(Layout element annotations)
- - - - - - -

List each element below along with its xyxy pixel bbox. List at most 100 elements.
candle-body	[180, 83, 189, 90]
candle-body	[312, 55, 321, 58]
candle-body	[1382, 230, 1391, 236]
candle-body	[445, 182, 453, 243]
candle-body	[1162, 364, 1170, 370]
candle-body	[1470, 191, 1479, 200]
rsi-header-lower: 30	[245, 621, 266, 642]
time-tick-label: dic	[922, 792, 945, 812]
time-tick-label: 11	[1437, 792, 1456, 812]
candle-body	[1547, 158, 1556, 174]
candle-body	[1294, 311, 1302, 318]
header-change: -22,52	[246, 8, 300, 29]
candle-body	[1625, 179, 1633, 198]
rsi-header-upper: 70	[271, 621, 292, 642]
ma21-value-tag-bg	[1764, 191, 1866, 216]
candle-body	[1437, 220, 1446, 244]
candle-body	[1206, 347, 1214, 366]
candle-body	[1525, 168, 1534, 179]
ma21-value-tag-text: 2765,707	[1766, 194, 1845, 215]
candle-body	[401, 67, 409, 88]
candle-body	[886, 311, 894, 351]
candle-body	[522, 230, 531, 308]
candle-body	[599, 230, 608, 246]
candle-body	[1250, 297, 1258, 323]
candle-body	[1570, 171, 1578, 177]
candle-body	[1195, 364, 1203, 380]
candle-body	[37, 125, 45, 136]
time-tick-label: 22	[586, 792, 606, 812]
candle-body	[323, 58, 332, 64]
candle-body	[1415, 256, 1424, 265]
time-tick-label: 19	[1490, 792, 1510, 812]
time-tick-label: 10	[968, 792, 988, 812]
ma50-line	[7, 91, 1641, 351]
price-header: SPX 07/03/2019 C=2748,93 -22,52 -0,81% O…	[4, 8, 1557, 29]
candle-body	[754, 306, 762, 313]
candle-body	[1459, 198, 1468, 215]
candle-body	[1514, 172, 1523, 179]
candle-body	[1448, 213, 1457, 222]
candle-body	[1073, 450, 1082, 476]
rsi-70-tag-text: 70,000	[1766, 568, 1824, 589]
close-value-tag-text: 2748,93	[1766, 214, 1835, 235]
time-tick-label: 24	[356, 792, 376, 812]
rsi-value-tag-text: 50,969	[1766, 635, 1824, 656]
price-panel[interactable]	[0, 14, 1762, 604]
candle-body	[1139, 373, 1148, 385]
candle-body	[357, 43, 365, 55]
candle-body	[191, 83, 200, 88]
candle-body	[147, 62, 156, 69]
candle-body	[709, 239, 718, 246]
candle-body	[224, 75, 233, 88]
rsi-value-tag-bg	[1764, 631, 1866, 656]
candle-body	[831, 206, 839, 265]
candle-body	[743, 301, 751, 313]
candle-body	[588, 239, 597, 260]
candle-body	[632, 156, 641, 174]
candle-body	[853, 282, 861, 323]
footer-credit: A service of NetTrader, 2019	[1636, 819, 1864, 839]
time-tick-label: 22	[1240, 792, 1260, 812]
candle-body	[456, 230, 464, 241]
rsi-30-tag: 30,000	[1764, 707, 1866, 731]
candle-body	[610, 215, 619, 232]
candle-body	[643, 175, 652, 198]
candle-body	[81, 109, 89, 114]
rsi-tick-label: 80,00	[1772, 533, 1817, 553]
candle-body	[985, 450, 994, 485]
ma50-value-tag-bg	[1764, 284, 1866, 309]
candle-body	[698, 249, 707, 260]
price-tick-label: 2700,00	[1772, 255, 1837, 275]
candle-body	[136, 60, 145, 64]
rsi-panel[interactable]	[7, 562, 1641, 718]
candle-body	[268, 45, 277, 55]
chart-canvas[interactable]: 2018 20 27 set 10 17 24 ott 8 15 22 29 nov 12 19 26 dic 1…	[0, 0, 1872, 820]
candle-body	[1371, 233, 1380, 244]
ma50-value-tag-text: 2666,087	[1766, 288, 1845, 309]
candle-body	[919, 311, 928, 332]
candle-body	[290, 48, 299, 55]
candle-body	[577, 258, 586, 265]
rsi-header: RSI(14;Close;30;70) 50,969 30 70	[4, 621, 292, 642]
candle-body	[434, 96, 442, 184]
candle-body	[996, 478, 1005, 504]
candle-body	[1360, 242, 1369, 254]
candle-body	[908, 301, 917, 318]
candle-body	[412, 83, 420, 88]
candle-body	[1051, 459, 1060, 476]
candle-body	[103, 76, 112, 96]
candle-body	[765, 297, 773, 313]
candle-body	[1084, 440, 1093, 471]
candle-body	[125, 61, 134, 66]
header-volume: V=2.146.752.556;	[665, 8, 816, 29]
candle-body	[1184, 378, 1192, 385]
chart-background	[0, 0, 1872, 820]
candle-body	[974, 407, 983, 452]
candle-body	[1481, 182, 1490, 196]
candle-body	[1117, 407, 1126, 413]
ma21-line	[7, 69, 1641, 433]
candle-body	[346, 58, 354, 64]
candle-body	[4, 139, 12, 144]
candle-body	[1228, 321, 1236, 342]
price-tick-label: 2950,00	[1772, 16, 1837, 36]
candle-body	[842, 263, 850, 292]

- - - - - - -

● **GOAL**
Please write out every entry above again, line by line, without changing anything.

● **SOLVED EXERCISE**
List each element below along with its xyxy pixel bbox. List at most 100 elements.
candle-body	[180, 83, 189, 90]
candle-body	[312, 55, 321, 58]
candle-body	[1382, 230, 1391, 236]
candle-body	[445, 182, 453, 243]
candle-body	[1162, 364, 1170, 370]
candle-body	[1470, 191, 1479, 200]
rsi-header-lower: 30	[245, 621, 266, 642]
time-tick-label: dic	[922, 792, 945, 812]
time-tick-label: 11	[1437, 792, 1456, 812]
candle-body	[1547, 158, 1556, 174]
candle-body	[1294, 311, 1302, 318]
header-change: -22,52	[246, 8, 300, 29]
candle-body	[1625, 179, 1633, 198]
rsi-header-upper: 70	[271, 621, 292, 642]
ma21-value-tag-bg	[1764, 191, 1866, 216]
candle-body	[1437, 220, 1446, 244]
candle-body	[1206, 347, 1214, 366]
candle-body	[1525, 168, 1534, 179]
ma21-value-tag-text: 2765,707	[1766, 194, 1845, 215]
candle-body	[401, 67, 409, 88]
candle-body	[886, 311, 894, 351]
candle-body	[522, 230, 531, 308]
candle-body	[599, 230, 608, 246]
candle-body	[1250, 297, 1258, 323]
candle-body	[1570, 171, 1578, 177]
candle-body	[1195, 364, 1203, 380]
candle-body	[37, 125, 45, 136]
time-tick-label: 22	[586, 792, 606, 812]
candle-body	[323, 58, 332, 64]
candle-body	[1415, 256, 1424, 265]
time-tick-label: 19	[1490, 792, 1510, 812]
time-tick-label: 10	[968, 792, 988, 812]
ma50-line	[7, 91, 1641, 351]
price-header: SPX 07/03/2019 C=2748,93 -22,52 -0,81% O…	[4, 8, 1557, 29]
candle-body	[754, 306, 762, 313]
candle-body	[1459, 198, 1468, 215]
candle-body	[1514, 172, 1523, 179]
candle-body	[1448, 213, 1457, 222]
candle-body	[1073, 450, 1082, 476]
rsi-70-tag-text: 70,000	[1766, 568, 1824, 589]
close-value-tag-text: 2748,93	[1766, 214, 1835, 235]
time-tick-label: 24	[356, 792, 376, 812]
rsi-value-tag-text: 50,969	[1766, 635, 1824, 656]
price-panel[interactable]	[0, 14, 1762, 604]
candle-body	[1139, 373, 1148, 385]
candle-body	[357, 43, 365, 55]
candle-body	[191, 83, 200, 88]
candle-body	[147, 62, 156, 69]
candle-body	[709, 239, 718, 246]
candle-body	[224, 75, 233, 88]
rsi-value-tag-bg	[1764, 631, 1866, 656]
candle-body	[831, 206, 839, 265]
candle-body	[743, 301, 751, 313]
candle-body	[588, 239, 597, 260]
candle-body	[632, 156, 641, 174]
candle-body	[853, 282, 861, 323]
footer-credit: A service of NetTrader, 2019	[1636, 819, 1864, 839]
time-tick-label: 22	[1240, 792, 1260, 812]
candle-body	[456, 230, 464, 241]
rsi-30-tag: 30,000	[1764, 707, 1866, 731]
candle-body	[610, 215, 619, 232]
candle-body	[643, 175, 652, 198]
candle-body	[81, 109, 89, 114]
rsi-tick-label: 80,00	[1772, 533, 1817, 553]
candle-body	[985, 450, 994, 485]
ma50-value-tag-bg	[1764, 284, 1866, 309]
candle-body	[698, 249, 707, 260]
price-tick-label: 2700,00	[1772, 255, 1837, 275]
candle-body	[136, 60, 145, 64]
rsi-panel[interactable]	[7, 562, 1641, 718]
candle-body	[268, 45, 277, 55]
chart-canvas[interactable]: 2018 20 27 set 10 17 24 ott 8 15 22 29 nov 12 19 26 dic 1…	[0, 0, 1872, 820]
candle-body	[1371, 233, 1380, 244]
ma50-value-tag-text: 2666,087	[1766, 288, 1845, 309]
candle-body	[919, 311, 928, 332]
candle-body	[290, 48, 299, 55]
candle-body	[577, 258, 586, 265]
rsi-header: RSI(14;Close;30;70) 50,969 30 70	[4, 621, 292, 642]
candle-body	[434, 96, 442, 184]
candle-body	[996, 478, 1005, 504]
candle-body	[1360, 242, 1369, 254]
candle-body	[908, 301, 917, 318]
candle-body	[412, 83, 420, 88]
candle-body	[1051, 459, 1060, 476]
candle-body	[103, 76, 112, 96]
candle-body	[765, 297, 773, 313]
candle-body	[1084, 440, 1093, 471]
candle-body	[125, 61, 134, 66]
header-volume: V=2.146.752.556;	[665, 8, 816, 29]
candle-body	[1184, 378, 1192, 385]
chart-background	[0, 0, 1872, 820]
candle-body	[974, 407, 983, 452]
candle-body	[1481, 182, 1490, 196]
candle-body	[1117, 407, 1126, 413]
ma21-line	[7, 69, 1641, 433]
candle-body	[346, 58, 354, 64]
candle-body	[4, 139, 12, 144]
candle-body	[1228, 321, 1236, 342]
price-tick-label: 2950,00	[1772, 16, 1837, 36]
candle-body	[842, 263, 850, 292]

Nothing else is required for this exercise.